### AIM OF THE TASK:
Write out the lines of the material between the line holding "series-line <box>169 150 617 373</box>" and the line holding "x-ticks <box>169 150 621 376</box>", inclusive, and nothing else.

### DATA SHOWN:
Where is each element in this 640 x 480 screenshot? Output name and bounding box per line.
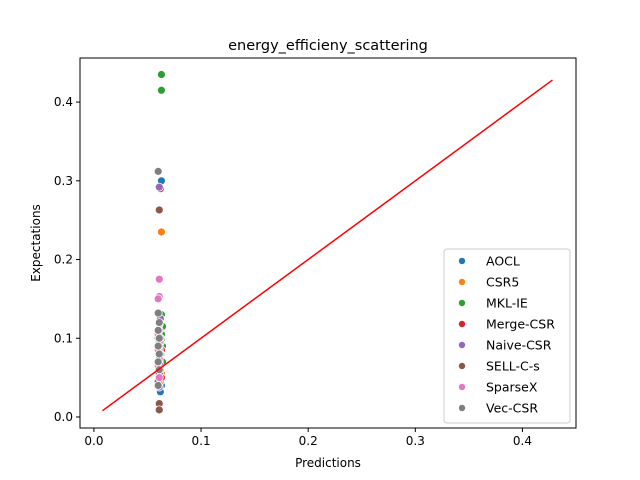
legend-marker (458, 404, 466, 412)
legend-label: Vec-CSR (486, 401, 538, 416)
legend-box (443, 248, 571, 424)
data-point (154, 318, 164, 327)
data-point (157, 85, 166, 95)
plot-frame (79, 57, 577, 429)
x-axis-label: Predictions (295, 456, 361, 470)
data-point (154, 333, 164, 343)
data-point (154, 405, 164, 415)
legend-marker (458, 341, 466, 349)
data-point (154, 205, 164, 215)
x-tick-label: 0.2 (299, 434, 318, 448)
y-axis-label: Expectations (29, 204, 43, 282)
legend-label: MKL-IE (486, 296, 528, 311)
legend-label: CSR5 (486, 275, 519, 290)
data-point (154, 274, 164, 284)
data-point (154, 373, 164, 383)
x-tick-label: 0.1 (192, 434, 211, 448)
legend-marker (458, 257, 466, 265)
legend-label: SparseX (486, 380, 538, 395)
data-point (154, 182, 164, 192)
chart-title: energy_efficieny_scattering (228, 38, 428, 54)
x-tick-label: 0.0 (84, 434, 103, 448)
data-point (153, 341, 163, 351)
legend: AOCL CSR5 MKL-IE Merge-CSR Naive-CSR SELL-C-s… (443, 248, 571, 424)
legend-label: Naive-CSR (486, 338, 552, 353)
legend-marker (458, 362, 466, 370)
x-tick-label: 0.3 (406, 434, 425, 448)
x-tick-label: 0.4 (513, 434, 532, 448)
y-tick-label: 0.0 (54, 410, 73, 424)
y-axis: 0.0 0.1 0.2 0.3 0.4 (54, 95, 80, 424)
data-point (153, 308, 163, 318)
legend-marker (458, 320, 466, 328)
y-tick-label: 0.3 (54, 174, 73, 188)
legend-marker (458, 299, 466, 307)
data-point (153, 166, 163, 176)
reference-line (102, 79, 553, 412)
data-point (153, 325, 163, 335)
data-point (153, 357, 163, 367)
y-tick-label: 0.1 (54, 331, 73, 345)
data-point (157, 227, 166, 237)
legend-label: Merge-CSR (486, 317, 555, 332)
legend-marker (458, 383, 466, 391)
x-axis: 0.0 0.1 0.2 0.3 0.4 (84, 428, 532, 448)
data-point (153, 294, 163, 304)
data-point (153, 381, 163, 390)
legend-label: AOCL (486, 254, 520, 269)
legend-label: SELL-C-s (486, 359, 540, 374)
y-tick-label: 0.2 (54, 253, 73, 267)
legend-marker (458, 278, 466, 286)
data-point (154, 349, 164, 359)
plot-area (102, 70, 553, 415)
y-tick-label: 0.4 (54, 95, 73, 109)
data-point (157, 70, 166, 79)
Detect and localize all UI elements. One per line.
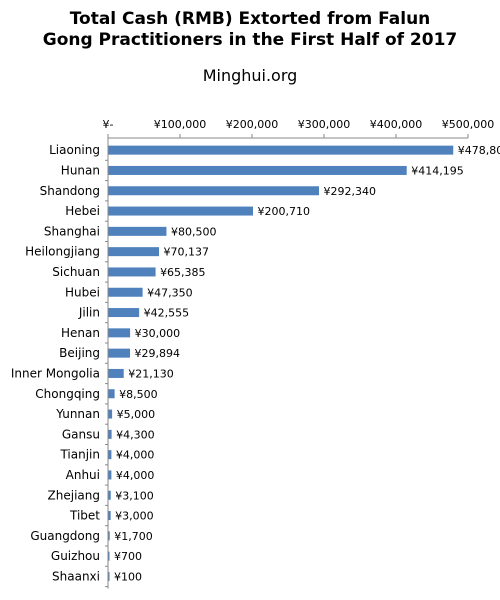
bar — [108, 226, 167, 236]
data-label: ¥29,894 — [135, 347, 181, 360]
bar — [108, 186, 319, 196]
x-tick-label: ¥200,000 — [226, 118, 279, 131]
data-label: ¥3,100 — [115, 489, 153, 502]
data-label: ¥70,137 — [163, 246, 209, 259]
category-label: Tianjin — [59, 448, 100, 462]
category-label: Anhui — [66, 468, 100, 482]
data-label: ¥21,130 — [128, 367, 174, 380]
data-label: ¥8,500 — [119, 388, 157, 401]
bar — [108, 165, 407, 175]
data-label: ¥478,800 — [458, 144, 500, 157]
bar — [108, 287, 143, 297]
category-label: Gansu — [62, 427, 100, 441]
data-label: ¥4,000 — [116, 469, 155, 482]
category-label: Hubei — [65, 285, 100, 299]
category-label: Inner Mongolia — [11, 366, 100, 380]
category-label: Guizhou — [51, 549, 100, 563]
category-label: Heilongjiang — [25, 245, 100, 259]
bar — [108, 206, 254, 216]
category-label: Shandong — [40, 184, 100, 198]
category-label: Shaanxi — [52, 569, 100, 583]
data-label: ¥80,500 — [171, 225, 217, 238]
category-label: Jilin — [78, 306, 100, 320]
category-label: Shanghai — [44, 224, 100, 238]
bar — [108, 328, 131, 338]
bar — [108, 389, 115, 399]
category-label: Beijing — [59, 346, 100, 360]
bar — [108, 450, 112, 460]
bar — [108, 571, 110, 581]
bar — [108, 368, 124, 378]
x-tick-label: ¥400,000 — [370, 118, 423, 131]
category-label: Guangdong — [30, 529, 100, 543]
data-label: ¥42,555 — [144, 307, 190, 320]
bar — [108, 247, 159, 257]
chart-title-line-1: Total Cash (RMB) Extorted from Falun — [69, 9, 431, 29]
bar — [108, 348, 131, 358]
data-label: ¥1,700 — [114, 530, 153, 543]
category-label: Tibet — [69, 509, 100, 523]
data-label: ¥414,195 — [411, 164, 464, 177]
category-label: Hebei — [65, 204, 100, 218]
bar — [108, 429, 112, 439]
x-tick-label: ¥- — [103, 118, 114, 131]
category-label: Zhejiang — [48, 488, 100, 502]
chart-subtitle: Minghui.org — [202, 66, 298, 85]
bar — [108, 531, 110, 541]
data-label: ¥30,000 — [135, 327, 181, 340]
bar — [108, 409, 113, 419]
data-label: ¥292,340 — [323, 185, 376, 198]
bar — [108, 511, 111, 521]
data-label: ¥5,000 — [117, 408, 156, 421]
data-label: ¥4,300 — [116, 428, 155, 441]
bar — [108, 308, 140, 318]
bar — [108, 490, 111, 500]
chart-title-line-2: Gong Practitioners in the First Half of … — [42, 30, 458, 50]
bar — [108, 145, 454, 155]
x-tick-label: ¥500,000 — [442, 118, 495, 131]
data-label: ¥700 — [114, 550, 142, 563]
category-label: Sichuan — [52, 265, 100, 279]
data-label: ¥100 — [114, 570, 142, 583]
data-label: ¥65,385 — [160, 266, 206, 279]
data-label: ¥47,350 — [147, 286, 193, 299]
category-label: Yunnan — [55, 407, 100, 421]
bar — [108, 267, 156, 277]
category-label: Henan — [61, 326, 100, 340]
bar — [108, 470, 112, 480]
category-label: Liaoning — [49, 143, 100, 157]
data-label: ¥4,000 — [116, 449, 155, 462]
data-label: ¥200,710 — [258, 205, 311, 218]
category-label: Hunan — [61, 163, 100, 177]
x-tick-label: ¥300,000 — [298, 118, 351, 131]
bar — [108, 551, 110, 561]
data-label: ¥3,000 — [115, 510, 154, 523]
category-label: Chongqing — [35, 387, 100, 401]
x-tick-label: ¥100,000 — [154, 118, 207, 131]
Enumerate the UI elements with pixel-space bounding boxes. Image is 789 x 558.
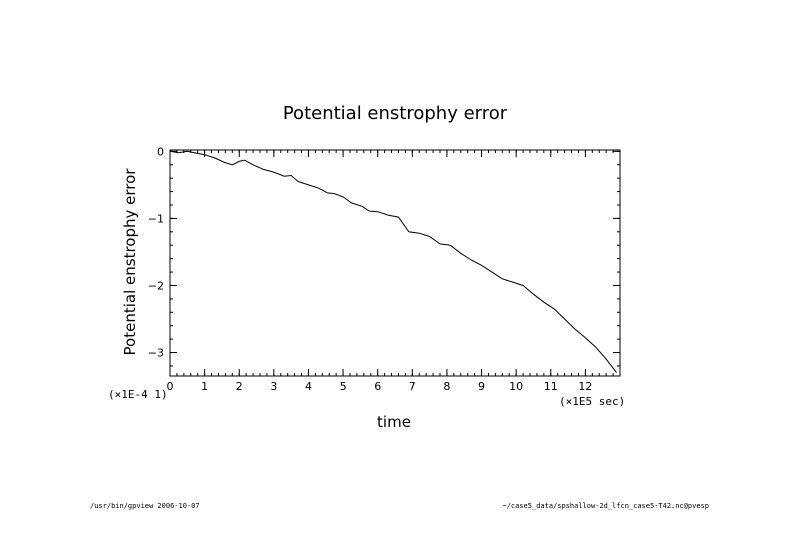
series-line <box>169 150 617 373</box>
x-tick-label: 12 <box>578 380 592 393</box>
y-tick-label: 0 <box>157 145 164 158</box>
x-tick-label: 10 <box>509 380 523 393</box>
x-tick-label: 4 <box>305 380 312 393</box>
y-tick-label: −1 <box>148 212 164 225</box>
x-axis-label: time <box>377 413 411 431</box>
x-tick-labels: 0 1 2 3 4 5 6 7 8 9 10 11 12 <box>167 380 593 393</box>
chart-title: Potential enstrophy error <box>283 103 508 124</box>
x-tick-label: 11 <box>544 380 558 393</box>
y-ticks <box>170 150 620 367</box>
x-tick-label: 1 <box>201 380 208 393</box>
y-tick-label: −2 <box>148 279 164 292</box>
x-tick-label: 7 <box>409 380 416 393</box>
x-tick-label: 2 <box>236 380 243 393</box>
footer-right-text: ~/case5_data/spshallow-2d_lfcn_case5-T42… <box>502 502 709 510</box>
footer-left-text: /usr/bin/gpview 2006-10-07 <box>90 502 200 510</box>
x-tick-label: 3 <box>270 380 277 393</box>
x-ticks <box>169 150 621 376</box>
y-axis-label: Potential enstrophy error <box>121 168 139 356</box>
x-tick-label: 5 <box>340 380 347 393</box>
x-unit-label: (×1E5 sec) <box>559 395 625 408</box>
plot-border <box>169 149 621 377</box>
x-tick-label: 6 <box>374 380 381 393</box>
y-unit-label: (×1E-4 1) <box>108 388 168 401</box>
plot-frame <box>169 149 621 377</box>
x-tick-label: 9 <box>478 380 485 393</box>
y-tick-label: −3 <box>148 347 164 360</box>
x-tick-label: 8 <box>443 380 450 393</box>
x-tick-label: 0 <box>167 380 174 393</box>
y-tick-labels: 0 −1 −2 −3 <box>148 145 164 359</box>
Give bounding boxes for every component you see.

### WRITTEN ANSWER:
series-line <box>169 150 617 373</box>
x-tick-label: 12 <box>578 380 592 393</box>
y-tick-label: 0 <box>157 145 164 158</box>
x-tick-label: 10 <box>509 380 523 393</box>
x-tick-label: 4 <box>305 380 312 393</box>
y-tick-label: −1 <box>148 212 164 225</box>
x-axis-label: time <box>377 413 411 431</box>
x-tick-labels: 0 1 2 3 4 5 6 7 8 9 10 11 12 <box>167 380 593 393</box>
chart-title: Potential enstrophy error <box>283 103 508 124</box>
x-tick-label: 11 <box>544 380 558 393</box>
y-ticks <box>170 150 620 367</box>
x-tick-label: 1 <box>201 380 208 393</box>
y-tick-label: −2 <box>148 279 164 292</box>
x-tick-label: 7 <box>409 380 416 393</box>
x-tick-label: 2 <box>236 380 243 393</box>
footer-right-text: ~/case5_data/spshallow-2d_lfcn_case5-T42… <box>502 502 709 510</box>
footer-left-text: /usr/bin/gpview 2006-10-07 <box>90 502 200 510</box>
x-tick-label: 3 <box>270 380 277 393</box>
x-ticks <box>169 150 621 376</box>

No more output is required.